Description of the task: Pictures aside, write out every record exactly as it appears.

[Figure content listings]
□ □ □

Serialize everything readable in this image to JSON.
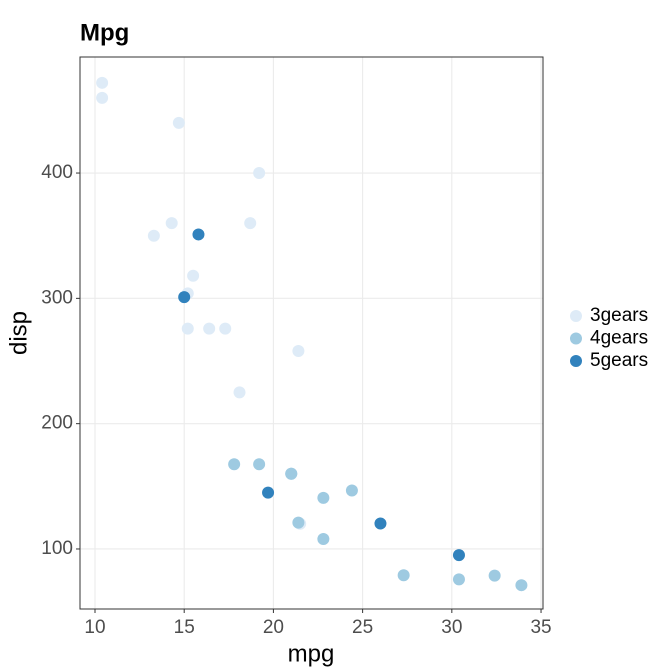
{
  "chart_data": {
    "type": "scatter",
    "title": "Mpg",
    "x_label": "mpg",
    "y_label": "disp",
    "series": [
      {
        "name": "3gears",
        "color": "#deebf7",
        "x": [
          21.4,
          18.7,
          18.1,
          14.3,
          16.4,
          17.3,
          15.2,
          10.4,
          10.4,
          14.7,
          21.5,
          15.5,
          15.2,
          13.3,
          19.2
        ],
        "values": [
          258,
          360,
          225,
          360,
          275.8,
          275.8,
          275.8,
          472,
          460,
          440,
          120.1,
          318,
          304,
          350,
          400
        ]
      },
      {
        "name": "4gears",
        "color": "#9ecae1",
        "x": [
          21.0,
          21.0,
          22.8,
          24.4,
          22.8,
          19.2,
          17.8,
          32.4,
          30.4,
          33.9,
          27.3,
          21.4
        ],
        "values": [
          160,
          160,
          108,
          146.7,
          140.8,
          167.6,
          167.6,
          78.7,
          75.7,
          71.1,
          79,
          121
        ]
      },
      {
        "name": "5gears",
        "color": "#3182bd",
        "x": [
          26.0,
          30.4,
          15.8,
          19.7,
          15.0
        ],
        "values": [
          120.3,
          95.1,
          351,
          145,
          301
        ]
      }
    ],
    "xlim": [
      9.16,
      35.11
    ],
    "ylim": [
      52.1,
      492.6
    ],
    "xticks": [
      10,
      15,
      20,
      25,
      30,
      35
    ],
    "yticks": [
      100,
      200,
      300,
      400
    ],
    "grid": true,
    "legend": "right"
  }
}
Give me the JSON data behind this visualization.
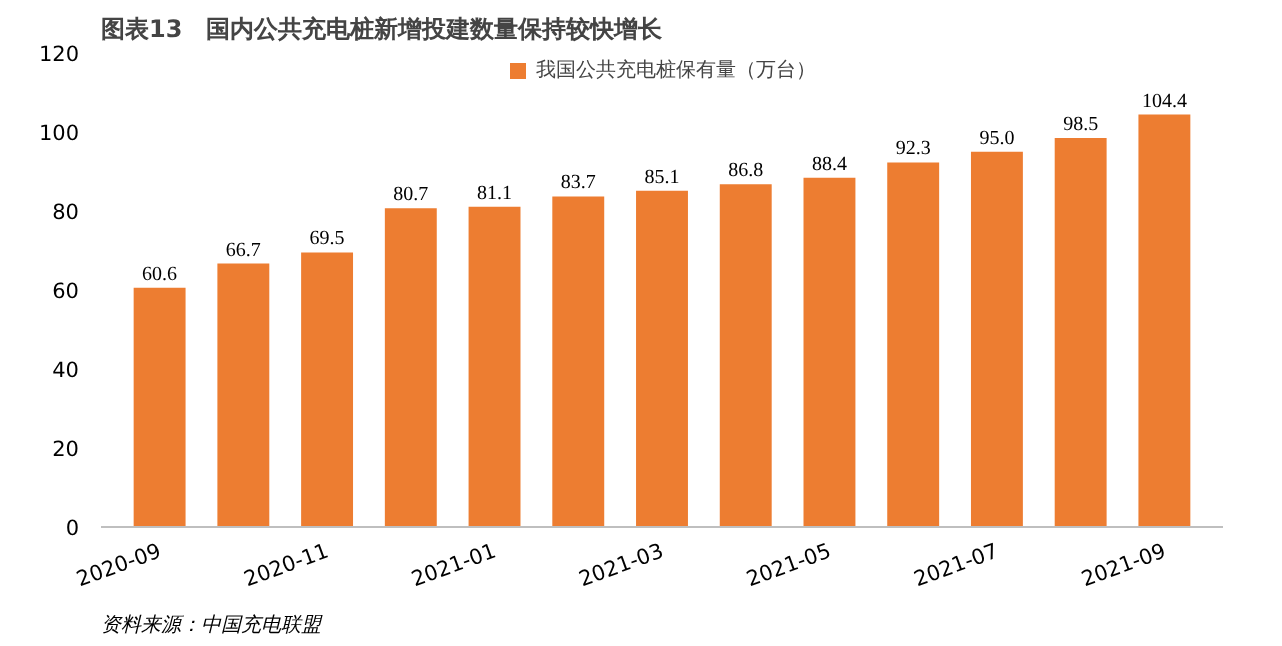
{
  "chart_data": {
    "type": "bar",
    "title": "图表13　国内公共充电桩新增投建数量保持较快增长",
    "categories": [
      "2020-09",
      null,
      "2020-11",
      null,
      "2021-01",
      null,
      "2021-03",
      null,
      "2021-05",
      null,
      "2021-07",
      null,
      "2021-09"
    ],
    "series": [
      {
        "name": "我国公共充电桩保有量（万台）",
        "color": "#ed7d31",
        "values": [
          60.6,
          66.7,
          69.5,
          80.7,
          81.1,
          83.7,
          85.1,
          86.8,
          88.4,
          92.3,
          95.0,
          98.5,
          104.4
        ]
      }
    ],
    "value_labels": [
      "60.6",
      "66.7",
      "69.5",
      "80.7",
      "81.1",
      "83.7",
      "85.1",
      "86.8",
      "88.4",
      "92.3",
      "95.0",
      "98.5",
      "104.4"
    ],
    "ylim": [
      0,
      120
    ],
    "yticks": [
      0,
      20,
      40,
      60,
      80,
      100,
      120
    ],
    "grid": false,
    "legend": "top",
    "annotations": [
      "资料来源：中国充电联盟"
    ]
  }
}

□ □ □

Expected answer:
Serialize everything readable in this image to JSON.
{
  "chart_data": {
    "type": "scatter",
    "title": "Mpg",
    "x_label": "mpg",
    "y_label": "disp",
    "series": [
      {
        "name": "3gears",
        "color": "#deebf7",
        "x": [
          21.4,
          18.7,
          18.1,
          14.3,
          16.4,
          17.3,
          15.2,
          10.4,
          10.4,
          14.7,
          21.5,
          15.5,
          15.2,
          13.3,
          19.2
        ],
        "values": [
          258,
          360,
          225,
          360,
          275.8,
          275.8,
          275.8,
          472,
          460,
          440,
          120.1,
          318,
          304,
          350,
          400
        ]
      },
      {
        "name": "4gears",
        "color": "#9ecae1",
        "x": [
          21.0,
          21.0,
          22.8,
          24.4,
          22.8,
          19.2,
          17.8,
          32.4,
          30.4,
          33.9,
          27.3,
          21.4
        ],
        "values": [
          160,
          160,
          108,
          146.7,
          140.8,
          167.6,
          167.6,
          78.7,
          75.7,
          71.1,
          79,
          121
        ]
      },
      {
        "name": "5gears",
        "color": "#3182bd",
        "x": [
          26.0,
          30.4,
          15.8,
          19.7,
          15.0
        ],
        "values": [
          120.3,
          95.1,
          351,
          145,
          301
        ]
      }
    ],
    "xlim": [
      9.16,
      35.11
    ],
    "ylim": [
      52.1,
      492.6
    ],
    "xticks": [
      10,
      15,
      20,
      25,
      30,
      35
    ],
    "yticks": [
      100,
      200,
      300,
      400
    ],
    "grid": true,
    "legend": "right"
  }
}
Give me the JSON data behind this visualization.
{
  "chart_data": {
    "type": "bar",
    "title": "图表13　国内公共充电桩新增投建数量保持较快增长",
    "categories": [
      "2020-09",
      null,
      "2020-11",
      null,
      "2021-01",
      null,
      "2021-03",
      null,
      "2021-05",
      null,
      "2021-07",
      null,
      "2021-09"
    ],
    "series": [
      {
        "name": "我国公共充电桩保有量（万台）",
        "color": "#ed7d31",
        "values": [
          60.6,
          66.7,
          69.5,
          80.7,
          81.1,
          83.7,
          85.1,
          86.8,
          88.4,
          92.3,
          95.0,
          98.5,
          104.4
        ]
      }
    ],
    "value_labels": [
      "60.6",
      "66.7",
      "69.5",
      "80.7",
      "81.1",
      "83.7",
      "85.1",
      "86.8",
      "88.4",
      "92.3",
      "95.0",
      "98.5",
      "104.4"
    ],
    "ylim": [
      0,
      120
    ],
    "yticks": [
      0,
      20,
      40,
      60,
      80,
      100,
      120
    ],
    "grid": false,
    "legend": "top",
    "annotations": [
      "资料来源：中国充电联盟"
    ]
  }
}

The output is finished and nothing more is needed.